> [Task to carry out] Each line that follows should be printed again exactly as it stands.

> [Material for this exercise]
╔══
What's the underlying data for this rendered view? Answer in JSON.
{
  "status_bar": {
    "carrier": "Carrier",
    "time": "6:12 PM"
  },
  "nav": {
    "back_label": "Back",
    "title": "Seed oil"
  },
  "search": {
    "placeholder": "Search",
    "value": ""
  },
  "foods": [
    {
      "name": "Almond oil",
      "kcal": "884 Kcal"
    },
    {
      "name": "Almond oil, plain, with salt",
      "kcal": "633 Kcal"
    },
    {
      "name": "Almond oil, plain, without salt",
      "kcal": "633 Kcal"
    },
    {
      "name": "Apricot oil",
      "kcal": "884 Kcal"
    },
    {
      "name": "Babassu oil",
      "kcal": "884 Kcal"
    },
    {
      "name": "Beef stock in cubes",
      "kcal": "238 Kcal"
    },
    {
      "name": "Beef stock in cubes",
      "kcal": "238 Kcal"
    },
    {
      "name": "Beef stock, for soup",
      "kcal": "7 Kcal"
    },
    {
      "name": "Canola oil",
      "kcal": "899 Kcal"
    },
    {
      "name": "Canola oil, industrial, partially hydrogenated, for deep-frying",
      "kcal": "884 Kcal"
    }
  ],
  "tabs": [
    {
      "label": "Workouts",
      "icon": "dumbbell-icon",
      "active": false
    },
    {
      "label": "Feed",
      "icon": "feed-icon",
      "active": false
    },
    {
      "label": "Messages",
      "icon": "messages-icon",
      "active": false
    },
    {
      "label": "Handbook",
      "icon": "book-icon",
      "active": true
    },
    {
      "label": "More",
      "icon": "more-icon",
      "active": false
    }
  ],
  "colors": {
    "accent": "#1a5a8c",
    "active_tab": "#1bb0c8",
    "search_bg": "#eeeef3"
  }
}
╚══
> [Completed exercise]
What's the underlying data for this rendered view? Answer in JSON.
{
  "status_bar": {
    "carrier": "Carrier",
    "time": "6:12 PM"
  },
  "nav": {
    "back_label": "Back",
    "title": "Seed oil"
  },
  "search": {
    "placeholder": "Search",
    "value": ""
  },
  "foods": [
    {
      "name": "Almond oil",
      "kcal": "884 Kcal"
    },
    {
      "name": "Almond oil, plain, with salt",
      "kcal": "633 Kcal"
    },
    {
      "name": "Almond oil, plain, without salt",
      "kcal": "633 Kcal"
    },
    {
      "name": "Apricot oil",
      "kcal": "884 Kcal"
    },
    {
      "name": "Babassu oil",
      "kcal": "884 Kcal"
    },
    {
      "name": "Beef stock in cubes",
      "kcal": "238 Kcal"
    },
    {
      "name": "Beef stock in cubes",
      "kcal": "238 Kcal"
    },
    {
      "name": "Beef stock, for soup",
      "kcal": "7 Kcal"
    },
    {
      "name": "Canola oil",
      "kcal": "899 Kcal"
    },
    {
      "name": "Canola oil, industrial, partially hydrogenated, for deep-frying",
      "kcal": "884 Kcal"
    }
  ],
  "tabs": [
    {
      "label": "Workouts",
      "icon": "dumbbell-icon",
      "active": false
    },
    {
      "label": "Feed",
      "icon": "feed-icon",
      "active": false
    },
    {
      "label": "Messages",
      "icon": "messages-icon",
      "active": false
    },
    {
      "label": "Handbook",
      "icon": "book-icon",
      "active": true
    },
    {
      "label": "More",
      "icon": "more-icon",
      "active": false
    }
  ],
  "colors": {
    "accent": "#1a5a8c",
    "active_tab": "#1bb0c8",
    "search_bg": "#eeeef3"
  }
}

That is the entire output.